• **Data provided**
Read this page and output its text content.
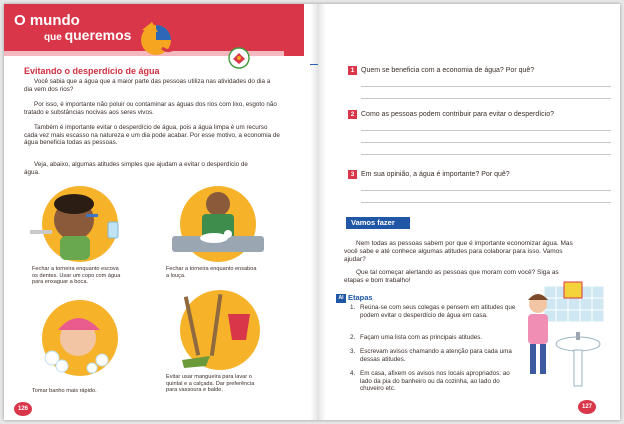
O mundo
que queremos
Evitando o desperdício de água

Você sabia que a água que a maior parte das pessoas utiliza nas atividades do dia a dia vem dos rios?

Por isso, é importante não poluir ou contaminar as águas dos rios com lixo, esgoto não tratado e substâncias nocivas aos seres vivos.

Também é importante evitar o desperdício de água, pois a água limpa é um recurso cada vez mais escasso na natureza e um dia pode acabar. Por esse motivo, a economia de água beneficia todas as pessoas.

Veja, abaixo, algumas atitudes simples que ajudam a evitar o desperdício de água.

Fechar a torneira enquanto escova os dentes. Usar um copo com água para enxaguar a boca.
Fechar a torneira enquanto ensaboa a louça.
Tomar banho mais rápido.
Evitar usar mangueira para lavar o quintal e a calçada. Dar preferência para vassoura e balde.
126
1 Quem se beneficia com a economia de água? Por quê?
2 Como as pessoas podem contribuir para evitar o desperdício?
3 Em sua opinião, a água é importante? Por quê?
Vamos fazer

Nem todas as pessoas sabem por que é importante economizar água. Mas você sabe e até conhece algumas atitudes para colaborar para isso. Vamos ajudar?

Que tal começar alertando as pessoas que moram com você? Siga as etapas e bom trabalho!

AI Etapas
1. Reúna-se com seus colegas e pensem em atitudes que podem evitar o desperdício de água em casa.
2. Façam uma lista com as principais atitudes.
3. Escrevam avisos chamando a atenção para cada uma dessas atitudes.
4. Em casa, afixem os avisos nos locais apropriados: ao lado da pia do banheiro ou da cozinha, ao lado do chuveiro etc.
127
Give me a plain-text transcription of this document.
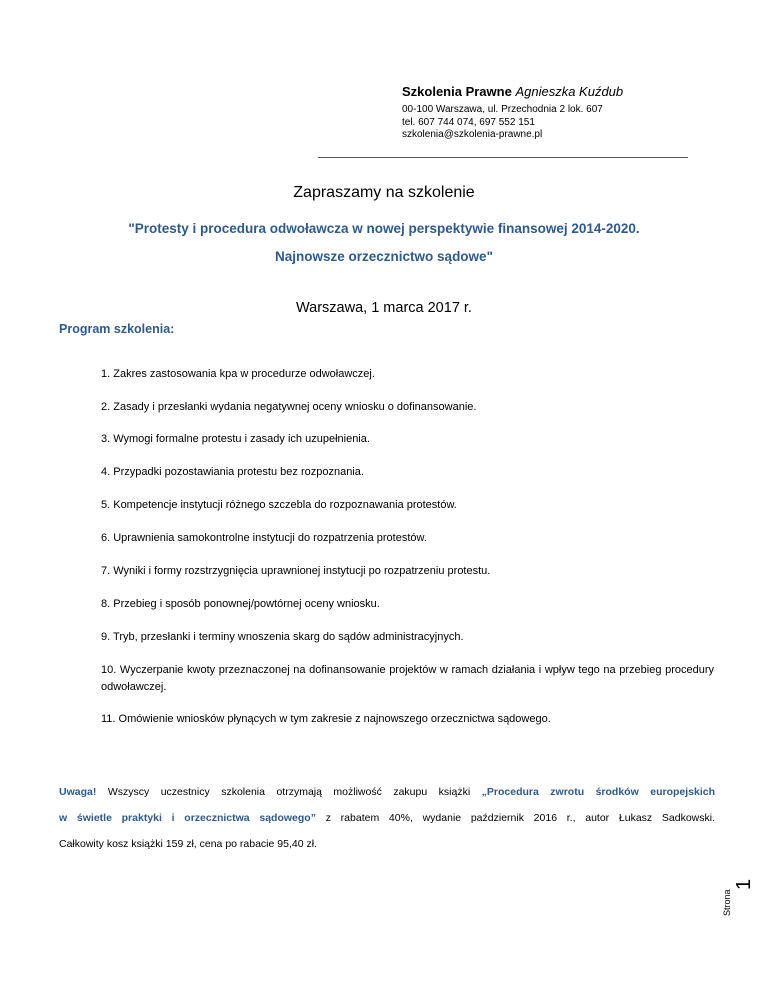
Szkolenia Prawne Agnieszka Kuźdub
00-100 Warszawa, ul. Przechodnia 2 lok. 607
tel. 607 744 074, 697 552 151
szkolenia@szkolenia-prawne.pl
Zapraszamy na szkolenie
"Protesty i procedura odwoławcza w nowej perspektywie finansowej 2014-2020.
Najnowsze orzecznictwo sądowe"
Warszawa, 1 marca 2017 r.
Program szkolenia:
1. Zakres zastosowania kpa w procedurze odwoławczej.
2. Zasady i przesłanki wydania negatywnej oceny wniosku o dofinansowanie.
3. Wymogi formalne protestu i zasady ich uzupełnienia.
4. Przypadki pozostawiania protestu bez rozpoznania.
5. Kompetencje instytucji różnego szczebla do rozpoznawania protestów.
6. Uprawnienia samokontrolne instytucji do rozpatrzenia protestów.
7. Wyniki i formy rozstrzygnięcia uprawnionej instytucji po rozpatrzeniu protestu.
8. Przebieg i sposób ponownej/powtórnej oceny wniosku.
9. Tryb, przesłanki i terminy wnoszenia skarg do sądów administracyjnych.
10. Wyczerpanie kwoty przeznaczonej na dofinansowanie projektów w ramach działania i wpływ tego na przebieg procedury odwoławczej.
11. Omówienie wniosków płynących w tym zakresie z najnowszego orzecznictwa sądowego.
Uwaga! Wszyscy uczestnicy szkolenia otrzymają możliwość zakupu książki „Procedura zwrotu środków europejskich
w świetle praktyki i orzecznictwa sądowego” z rabatem 40%, wydanie październik 2016 r., autor Łukasz Sadkowski.
Całkowity kosz książki 159 zł, cena po rabacie 95,40 zł.
Strona
1
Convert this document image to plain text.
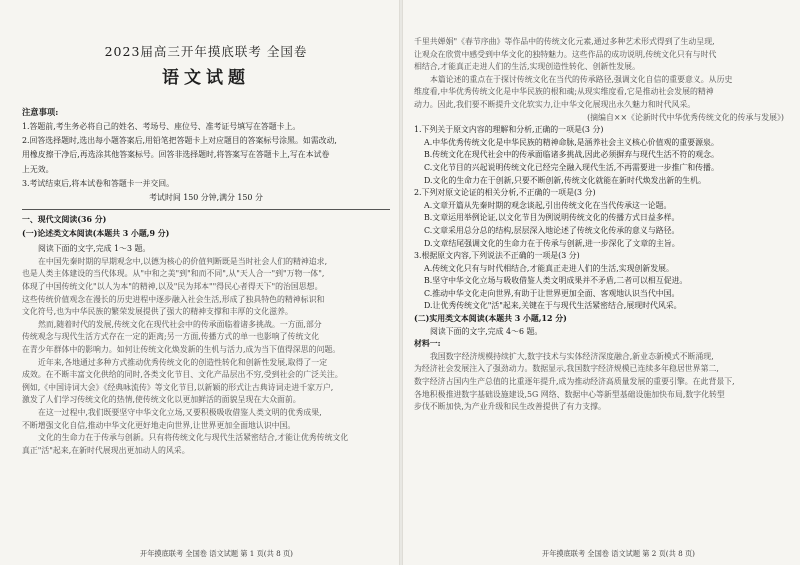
2023届高三开年摸底联考 全国卷
语文试题
注意事项:
1.答题前,考生务必将自己的姓名、考场号、座位号、准考证号填写在答题卡上。
2.回答选择题时,选出每小题答案后,用铅笔把答题卡上对应题目的答案标号涂黑。如需改动,
用橡皮擦干净后,再选涂其他答案标号。回答非选择题时,将答案写在答题卡上,写在本试卷
上无效。
3.考试结束后,将本试卷和答题卡一并交回。
考试时间 150 分钟,满分 150 分
一、现代文阅读(36 分)
(一)论述类文本阅读(本题共 3 小题,9 分)
阅读下面的文字,完成 1～3 题。
在中国先秦时期的早期观念中,以德为核心的价值判断既是当时社会人们的精神追求,
也是人类主体建设的当代体现。从"中和之美"到"和而不同",从"天人合一"到"万物一体",
体现了中国传统文化"以人为本"的精神,以及"民为邦本""得民心者得天下"的治国思想。
这些传统价值观念在漫长的历史进程中逐步融入社会生活,形成了独具特色的精神标识和
文化符号,也为中华民族的繁荣发展提供了强大的精神支撑和丰厚的文化滋养。
然而,随着时代的发展,传统文化在现代社会中的传承面临着诸多挑战。一方面,部分
传统观念与现代生活方式存在一定的距离;另一方面,传播方式的单一也影响了传统文化
在青少年群体中的影响力。如何让传统文化焕发新的生机与活力,成为当下值得深思的问题。
近年来,各地通过多种方式推动优秀传统文化的创造性转化和创新性发展,取得了一定
成效。在不断丰富文化供给的同时,各类文化节目、文化产品层出不穷,受到社会的广泛关注。
例如,《中国诗词大会》《经典咏流传》等文化节目,以新颖的形式让古典诗词走进千家万户,
激发了人们学习传统文化的热情,使传统文化以更加鲜活的面貌呈现在大众面前。
在这一过程中,我们既要坚守中华文化立场,又要积极吸收借鉴人类文明的优秀成果,
不断增强文化自信,推动中华文化更好地走向世界,让世界更加全面地认识中国。
文化的生命力在于传承与创新。只有将传统文化与现代生活紧密结合,才能让优秀传统文化
真正"活"起来,在新时代展现出更加动人的风采。
开年摸底联考 全国卷 语文试题 第 1 页(共 8 页)
千里共婵娟"《春节序曲》等作品中的传统文化元素,通过多种艺术形式得到了生动呈现,
让观众在欣赏中感受到中华文化的独特魅力。这些作品的成功说明,传统文化只有与时代
相结合,才能真正走进人们的生活,实现创造性转化、创新性发展。
本篇论述的重点在于探讨传统文化在当代的传承路径,强调文化自信的重要意义。从历史
维度看,中华优秀传统文化是中华民族的根和魂;从现实维度看,它是推动社会发展的精神
动力。因此,我们要不断提升文化软实力,让中华文化展现出永久魅力和时代风采。
(摘编自××《论新时代中华优秀传统文化的传承与发展》)
1.下列关于原文内容的理解和分析,正确的一项是(3 分)
A.中华优秀传统文化是中华民族的精神命脉,是涵养社会主义核心价值观的重要源泉。
B.传统文化在现代社会中的传承面临诸多挑战,因此必须摒弃与现代生活不符的观念。
C.文化节目的兴起说明传统文化已经完全融入现代生活,不再需要进一步推广和传播。
D.文化的生命力在于创新,只要不断创新,传统文化就能在新时代焕发出新的生机。
2.下列对原文论证的相关分析,不正确的一项是(3 分)
A.文章开篇从先秦时期的观念谈起,引出传统文化在当代传承这一论题。
B.文章运用举例论证,以文化节目为例说明传统文化的传播方式日益多样。
C.文章采用总分总的结构,层层深入地论述了传统文化传承的意义与路径。
D.文章结尾强调文化的生命力在于传承与创新,进一步深化了文章的主旨。
3.根据原文内容,下列说法不正确的一项是(3 分)
A.传统文化只有与时代相结合,才能真正走进人们的生活,实现创新发展。
B.坚守中华文化立场与吸收借鉴人类文明成果并不矛盾,二者可以相互促进。
C.推动中华文化走向世界,有助于让世界更加全面、客观地认识当代中国。
D.让优秀传统文化"活"起来,关键在于与现代生活紧密结合,展现时代风采。
(二)实用类文本阅读(本题共 3 小题,12 分)
阅读下面的文字,完成 4～6 题。
材料一:
我国数字经济规模持续扩大,数字技术与实体经济深度融合,新业态新模式不断涌现,
为经济社会发展注入了强劲动力。数据显示,我国数字经济规模已连续多年稳居世界第二,
数字经济占国内生产总值的比重逐年提升,成为推动经济高质量发展的重要引擎。在此背景下,
各地积极推进数字基础设施建设,5G 网络、数据中心等新型基础设施加快布局,数字化转型
步伐不断加快,为产业升级和民生改善提供了有力支撑。
开年摸底联考 全国卷 语文试题 第 2 页(共 8 页)
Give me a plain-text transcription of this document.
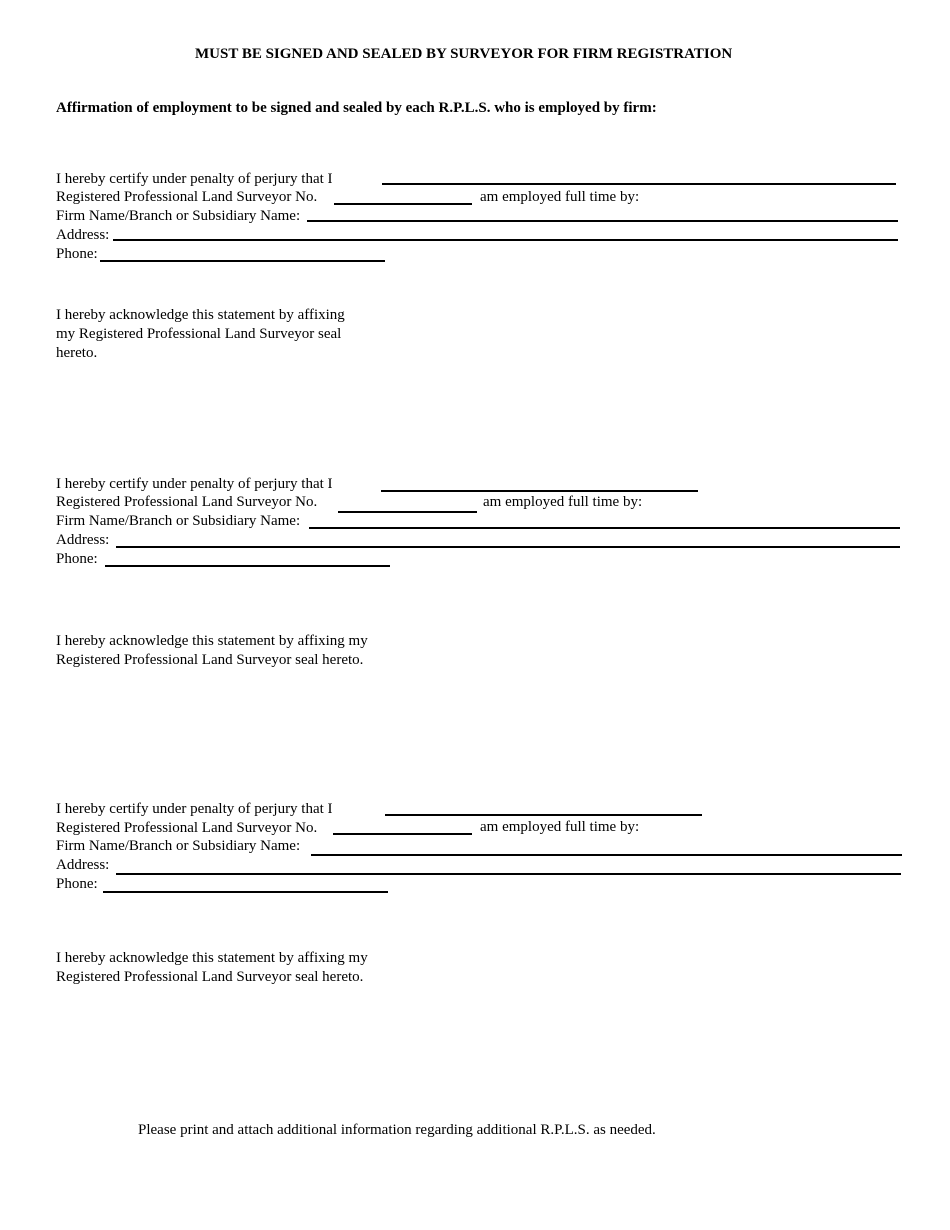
MUST BE SIGNED AND SEALED BY SURVEYOR FOR FIRM REGISTRATION
Affirmation of employment to be signed and sealed by each R.P.L.S. who is employed by firm:
I hereby certify under penalty of perjury that I
Registered Professional Land Surveyor No.	am employed full time by:
Firm Name/Branch or Subsidiary Name:
Address:
Phone:
I hereby acknowledge this statement by affixing
my Registered Professional Land Surveyor seal
hereto.
I hereby certify under penalty of perjury that I
Registered Professional Land Surveyor No.	am employed full time by:
Firm Name/Branch or Subsidiary Name:
Address:
Phone:
I hereby acknowledge this statement by affixing my
Registered Professional Land Surveyor seal hereto.
I hereby certify under penalty of perjury that I
Registered Professional Land Surveyor No.	am employed full time by:
Firm Name/Branch or Subsidiary Name:
Address:
Phone:
I hereby acknowledge this statement by affixing my
Registered Professional Land Surveyor seal hereto.
Please print and attach additional information regarding additional R.P.L.S. as needed.
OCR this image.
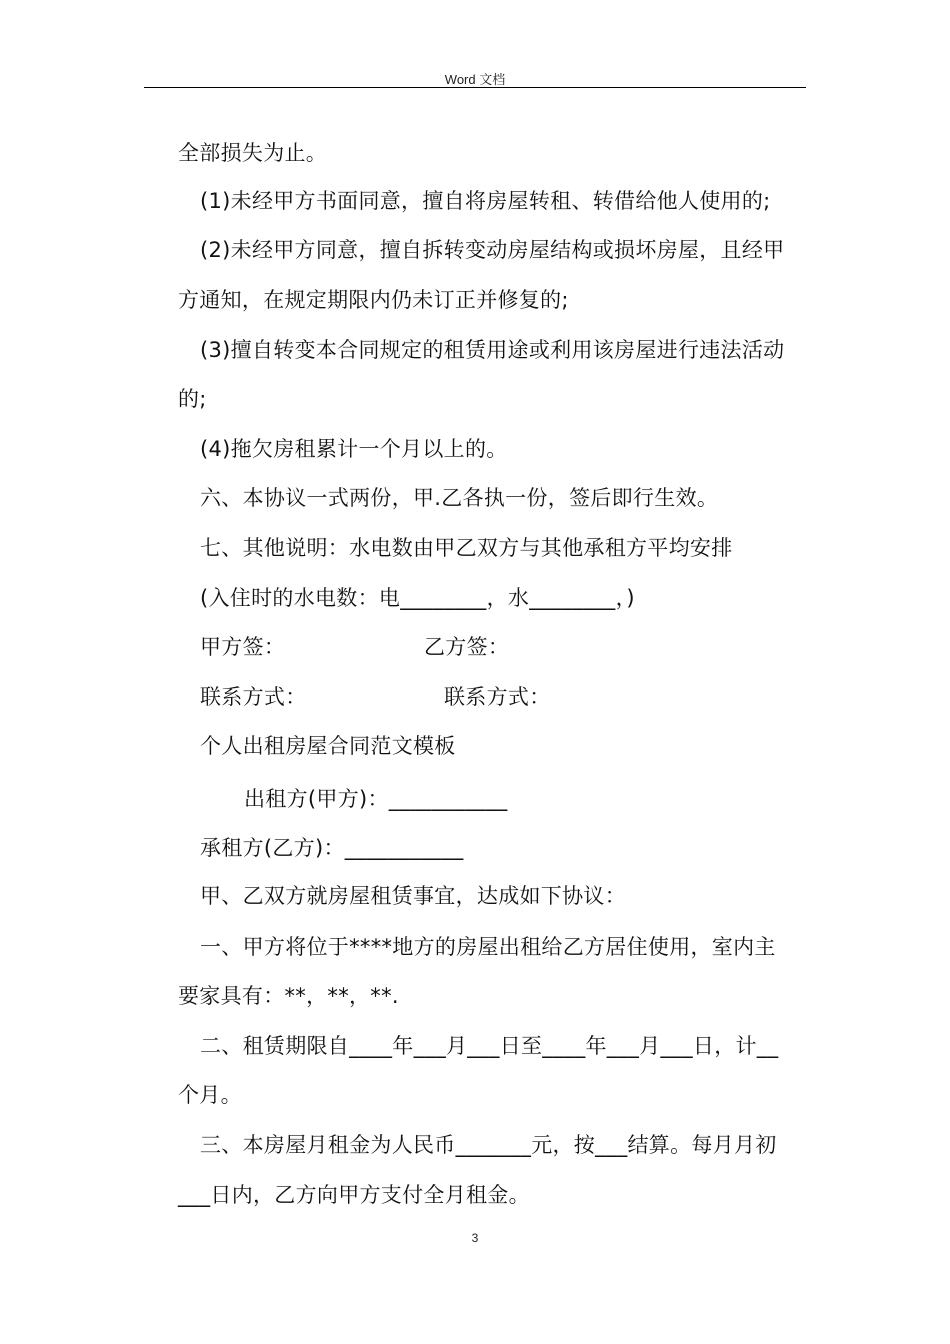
Word 文档
全部损失为止。
(1)未经甲方书面同意，擅自将房屋转租、转借给他人使用的;
(2)未经甲方同意，擅自拆转变动房屋结构或损坏房屋，且经甲
方通知，在规定期限内仍未订正并修复的;
(3)擅自转变本合同规定的租赁用途或利用该房屋进行违法活动
的;
(4)拖欠房租累计一个月以上的。
六、本协议一式两份，甲.乙各执一份，签后即行生效。
七、其他说明：水电数由甲乙双方与其他承租方平均安排
(入住时的水电数：电________，水________，)
甲方签：	乙方签：
联系方式：	联系方式：
个人出租房屋合同范文模板
出租方(甲方)：___________
承租方(乙方)：___________
甲、乙双方就房屋租赁事宜，达成如下协议：
一、甲方将位于****地方的房屋出租给乙方居住使用，室内主
要家具有：**，**，**.
二、租赁期限自____年___月___日至____年___月___日，计__
个月。
三、本房屋月租金为人民币_______元，按___结算。每月月初
___日内，乙方向甲方支付全月租金。
3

• **Short problem**
Tell how many lines of the records above hold the string "atitudes". Give no other text.

• **Task answer**
5